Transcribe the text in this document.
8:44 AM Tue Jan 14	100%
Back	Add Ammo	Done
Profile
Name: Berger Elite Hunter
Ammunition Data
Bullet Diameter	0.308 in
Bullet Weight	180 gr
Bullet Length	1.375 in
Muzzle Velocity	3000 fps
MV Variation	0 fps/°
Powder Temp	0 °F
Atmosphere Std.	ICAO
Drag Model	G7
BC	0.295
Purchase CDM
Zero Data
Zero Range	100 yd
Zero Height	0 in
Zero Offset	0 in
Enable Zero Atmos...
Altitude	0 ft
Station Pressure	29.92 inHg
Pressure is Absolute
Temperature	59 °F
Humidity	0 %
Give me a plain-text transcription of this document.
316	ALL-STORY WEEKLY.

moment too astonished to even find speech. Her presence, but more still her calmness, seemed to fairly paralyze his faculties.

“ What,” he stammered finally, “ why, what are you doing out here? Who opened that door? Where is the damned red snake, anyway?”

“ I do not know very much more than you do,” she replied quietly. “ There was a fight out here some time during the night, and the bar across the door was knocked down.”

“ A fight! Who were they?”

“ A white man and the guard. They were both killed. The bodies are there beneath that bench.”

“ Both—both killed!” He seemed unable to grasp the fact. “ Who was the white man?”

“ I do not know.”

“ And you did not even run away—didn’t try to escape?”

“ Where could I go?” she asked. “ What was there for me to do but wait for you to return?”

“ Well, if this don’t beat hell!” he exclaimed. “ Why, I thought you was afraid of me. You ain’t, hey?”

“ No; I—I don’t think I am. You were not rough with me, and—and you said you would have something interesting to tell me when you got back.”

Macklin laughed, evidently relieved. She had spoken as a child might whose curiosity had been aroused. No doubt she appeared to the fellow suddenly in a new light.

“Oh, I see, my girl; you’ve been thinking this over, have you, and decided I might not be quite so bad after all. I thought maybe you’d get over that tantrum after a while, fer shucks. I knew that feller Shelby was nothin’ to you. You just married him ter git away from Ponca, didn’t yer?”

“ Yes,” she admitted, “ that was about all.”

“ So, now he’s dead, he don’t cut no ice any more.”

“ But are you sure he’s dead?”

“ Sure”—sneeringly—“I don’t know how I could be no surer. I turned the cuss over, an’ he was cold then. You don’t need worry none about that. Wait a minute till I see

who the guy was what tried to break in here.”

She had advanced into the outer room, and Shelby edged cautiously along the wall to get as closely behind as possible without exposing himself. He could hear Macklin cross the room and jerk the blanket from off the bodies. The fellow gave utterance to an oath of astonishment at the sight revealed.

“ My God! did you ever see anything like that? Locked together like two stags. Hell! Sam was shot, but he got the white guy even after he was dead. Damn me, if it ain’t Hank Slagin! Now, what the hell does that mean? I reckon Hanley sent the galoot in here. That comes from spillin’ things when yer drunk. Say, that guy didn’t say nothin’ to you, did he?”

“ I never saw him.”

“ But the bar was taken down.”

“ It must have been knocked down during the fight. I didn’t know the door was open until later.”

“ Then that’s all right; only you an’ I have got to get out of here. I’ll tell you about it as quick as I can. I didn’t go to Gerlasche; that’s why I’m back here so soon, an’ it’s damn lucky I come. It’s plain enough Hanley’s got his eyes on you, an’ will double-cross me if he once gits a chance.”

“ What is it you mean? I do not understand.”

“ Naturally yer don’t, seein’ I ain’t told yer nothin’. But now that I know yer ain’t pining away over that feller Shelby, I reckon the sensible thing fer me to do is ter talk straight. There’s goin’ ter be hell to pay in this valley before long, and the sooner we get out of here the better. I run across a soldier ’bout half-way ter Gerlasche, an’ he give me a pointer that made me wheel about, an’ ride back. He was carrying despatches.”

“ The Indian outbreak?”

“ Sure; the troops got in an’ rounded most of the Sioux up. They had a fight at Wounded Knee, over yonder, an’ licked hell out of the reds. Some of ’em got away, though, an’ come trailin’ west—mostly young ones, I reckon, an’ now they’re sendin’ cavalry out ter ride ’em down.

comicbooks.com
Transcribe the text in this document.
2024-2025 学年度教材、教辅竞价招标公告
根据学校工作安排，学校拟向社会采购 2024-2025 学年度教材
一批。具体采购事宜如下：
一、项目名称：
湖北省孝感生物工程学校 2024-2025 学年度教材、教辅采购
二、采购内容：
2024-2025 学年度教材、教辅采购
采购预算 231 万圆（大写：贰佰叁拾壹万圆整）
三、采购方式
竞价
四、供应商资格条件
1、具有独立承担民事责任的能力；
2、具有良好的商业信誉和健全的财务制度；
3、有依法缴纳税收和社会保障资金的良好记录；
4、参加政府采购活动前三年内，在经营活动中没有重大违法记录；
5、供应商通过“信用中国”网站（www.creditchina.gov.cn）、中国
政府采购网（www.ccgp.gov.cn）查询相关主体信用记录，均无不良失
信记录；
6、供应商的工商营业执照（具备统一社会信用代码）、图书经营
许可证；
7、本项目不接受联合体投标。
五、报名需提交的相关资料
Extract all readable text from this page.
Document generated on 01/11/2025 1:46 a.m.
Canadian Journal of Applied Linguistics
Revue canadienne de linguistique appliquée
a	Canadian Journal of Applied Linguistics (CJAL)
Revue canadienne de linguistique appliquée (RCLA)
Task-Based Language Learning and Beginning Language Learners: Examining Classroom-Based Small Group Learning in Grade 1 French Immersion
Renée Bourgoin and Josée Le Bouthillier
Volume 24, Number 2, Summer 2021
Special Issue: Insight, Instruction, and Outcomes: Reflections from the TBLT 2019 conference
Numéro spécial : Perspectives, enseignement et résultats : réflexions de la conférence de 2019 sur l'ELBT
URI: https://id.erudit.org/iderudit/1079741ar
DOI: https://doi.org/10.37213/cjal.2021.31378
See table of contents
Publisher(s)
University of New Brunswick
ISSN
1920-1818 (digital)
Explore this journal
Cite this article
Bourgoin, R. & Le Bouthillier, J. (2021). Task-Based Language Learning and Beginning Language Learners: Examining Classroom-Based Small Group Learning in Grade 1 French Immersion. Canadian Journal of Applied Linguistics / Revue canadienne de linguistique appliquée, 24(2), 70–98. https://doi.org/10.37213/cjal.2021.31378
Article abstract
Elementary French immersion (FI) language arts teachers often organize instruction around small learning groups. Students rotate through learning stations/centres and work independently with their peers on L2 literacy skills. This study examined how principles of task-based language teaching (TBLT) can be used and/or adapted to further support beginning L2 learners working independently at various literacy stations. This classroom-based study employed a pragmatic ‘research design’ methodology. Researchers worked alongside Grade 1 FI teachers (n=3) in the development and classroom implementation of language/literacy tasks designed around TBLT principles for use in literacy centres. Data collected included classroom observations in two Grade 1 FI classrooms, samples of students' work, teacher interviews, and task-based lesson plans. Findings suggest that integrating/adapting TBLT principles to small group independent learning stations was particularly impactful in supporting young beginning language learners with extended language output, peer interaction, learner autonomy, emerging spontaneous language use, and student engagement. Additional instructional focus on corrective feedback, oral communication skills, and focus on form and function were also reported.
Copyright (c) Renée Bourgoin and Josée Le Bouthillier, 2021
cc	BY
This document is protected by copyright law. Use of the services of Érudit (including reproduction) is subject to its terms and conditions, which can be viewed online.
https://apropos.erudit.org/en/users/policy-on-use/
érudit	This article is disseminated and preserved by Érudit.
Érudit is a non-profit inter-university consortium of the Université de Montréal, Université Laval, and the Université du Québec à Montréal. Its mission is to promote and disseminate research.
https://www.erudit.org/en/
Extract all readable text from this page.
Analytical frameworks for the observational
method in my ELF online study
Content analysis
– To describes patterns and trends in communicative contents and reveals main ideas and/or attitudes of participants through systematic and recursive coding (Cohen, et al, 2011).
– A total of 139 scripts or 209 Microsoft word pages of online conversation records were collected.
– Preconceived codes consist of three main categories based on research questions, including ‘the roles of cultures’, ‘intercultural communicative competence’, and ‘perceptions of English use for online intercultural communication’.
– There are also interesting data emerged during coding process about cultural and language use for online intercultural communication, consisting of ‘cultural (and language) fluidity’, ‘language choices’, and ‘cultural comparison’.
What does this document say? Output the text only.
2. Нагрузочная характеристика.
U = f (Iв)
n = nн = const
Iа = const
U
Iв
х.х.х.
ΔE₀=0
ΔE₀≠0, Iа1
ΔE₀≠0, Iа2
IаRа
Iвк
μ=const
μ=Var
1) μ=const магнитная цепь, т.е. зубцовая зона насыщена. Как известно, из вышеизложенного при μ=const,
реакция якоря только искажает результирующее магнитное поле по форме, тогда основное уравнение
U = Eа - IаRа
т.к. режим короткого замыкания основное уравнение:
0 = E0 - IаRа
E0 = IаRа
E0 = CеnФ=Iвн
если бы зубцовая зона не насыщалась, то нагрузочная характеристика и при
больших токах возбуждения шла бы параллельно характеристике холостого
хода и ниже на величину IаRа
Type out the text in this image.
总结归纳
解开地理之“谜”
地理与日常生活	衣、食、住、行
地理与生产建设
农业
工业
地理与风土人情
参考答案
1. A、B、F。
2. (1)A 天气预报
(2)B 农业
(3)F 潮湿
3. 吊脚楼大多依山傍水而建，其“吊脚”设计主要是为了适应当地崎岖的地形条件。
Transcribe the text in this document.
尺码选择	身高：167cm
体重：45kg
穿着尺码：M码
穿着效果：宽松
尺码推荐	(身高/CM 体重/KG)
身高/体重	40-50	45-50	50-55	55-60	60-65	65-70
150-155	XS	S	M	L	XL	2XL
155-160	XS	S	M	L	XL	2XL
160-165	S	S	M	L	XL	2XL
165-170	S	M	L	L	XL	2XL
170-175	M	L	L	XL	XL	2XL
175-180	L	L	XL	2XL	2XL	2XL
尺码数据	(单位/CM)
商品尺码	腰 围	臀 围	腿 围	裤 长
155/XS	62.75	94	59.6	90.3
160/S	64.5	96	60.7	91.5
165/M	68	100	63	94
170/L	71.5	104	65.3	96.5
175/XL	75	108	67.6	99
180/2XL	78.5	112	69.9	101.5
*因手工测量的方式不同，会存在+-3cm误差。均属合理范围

■ REQUIREMENT:
Gather every line from the entries above where the word "know" appears, and copy them.

■ COMPLETE ANSWER:
“ I do not know very much more than you do,” she replied quietly. “ There was a fight out here some time during the night, and the bar across the door was knocked down.”
“ I do not know.”
“ Sure”—sneeringly—“I don’t know how I could be no surer. I turned the cuss over, an’ he was cold then. You don’t need worry none about that. Wait a minute till I see
“ It must have been knocked down during the fight. I didn’t know the door was open until later.”
“ Naturally yer don’t, seein’ I ain’t told yer nothin’. But now that I know yer ain’t pining away over that feller Shelby, I reckon the sensible thing fer me to do is ter talk straight. There’s goin’ ter be hell to pay in this valley before long, and the sooner we get out of here the better. I run across a soldier ’bout half-way ter Gerlasche, an’ he give me a pointer that made me wheel about, an’ ride back. He was carrying despatches.”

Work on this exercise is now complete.